▶ **Exercise task**: Set the data down again, exactly as it reads, but without the pictures.

* * * * *

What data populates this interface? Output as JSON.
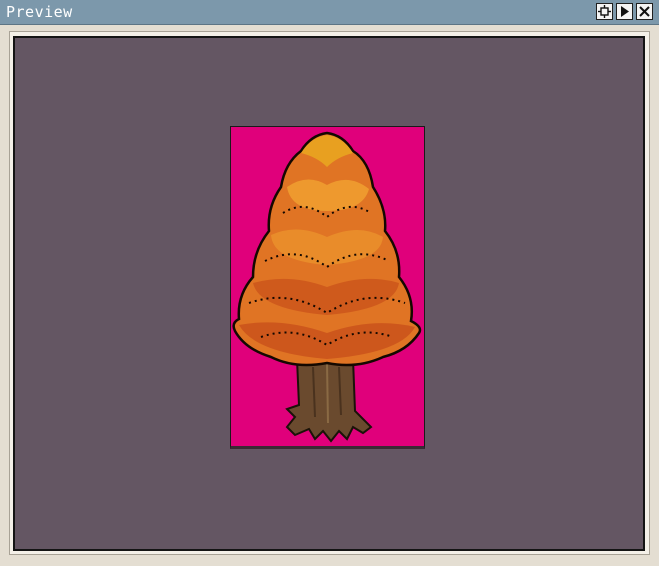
{
  "window": {
    "title": "Preview"
  },
  "titlebar_buttons": [
    {
      "name": "focus-button",
      "icon": "focus-icon"
    },
    {
      "name": "play-button",
      "icon": "play-icon"
    },
    {
      "name": "close-button",
      "icon": "close-icon"
    }
  ],
  "colors": {
    "titlebar": "#7c98ab",
    "viewport_background": "#645663",
    "sprite_background": "#e0007b",
    "foliage_dark": "#c8501a",
    "foliage_mid": "#e07424",
    "foliage_light": "#f0a030",
    "foliage_top": "#e8a020",
    "trunk": "#6a4a2e"
  },
  "sprite": {
    "subject": "autumn-tree"
  }
}
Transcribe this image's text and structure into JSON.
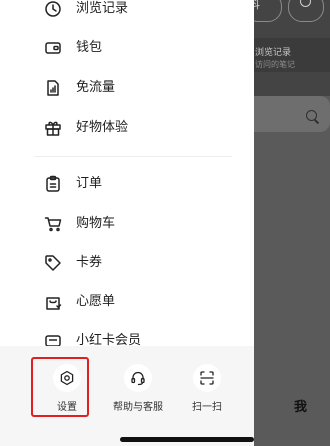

* * * * *

▶ **Answer to this problem**:
What data populates this interface? Output as JSON.
{
  "window": {
    "title": "Preview"
  },
  "titlebar_buttons": [
    {
      "name": "focus-button",
      "icon": "focus-icon"
    },
    {
      "name": "play-button",
      "icon": "play-icon"
    },
    {
      "name": "close-button",
      "icon": "close-icon"
    }
  ],
  "colors": {
    "titlebar": "#7c98ab",
    "viewport_background": "#645663",
    "sprite_background": "#e0007b",
    "foliage_dark": "#c8501a",
    "foliage_mid": "#e07424",
    "foliage_light": "#f0a030",
    "foliage_top": "#e8a020",
    "trunk": "#6a4a2e"
  },
  "sprite": {
    "subject": "autumn-tree"
  }
}
Transcribe this image's text and structure into JSON.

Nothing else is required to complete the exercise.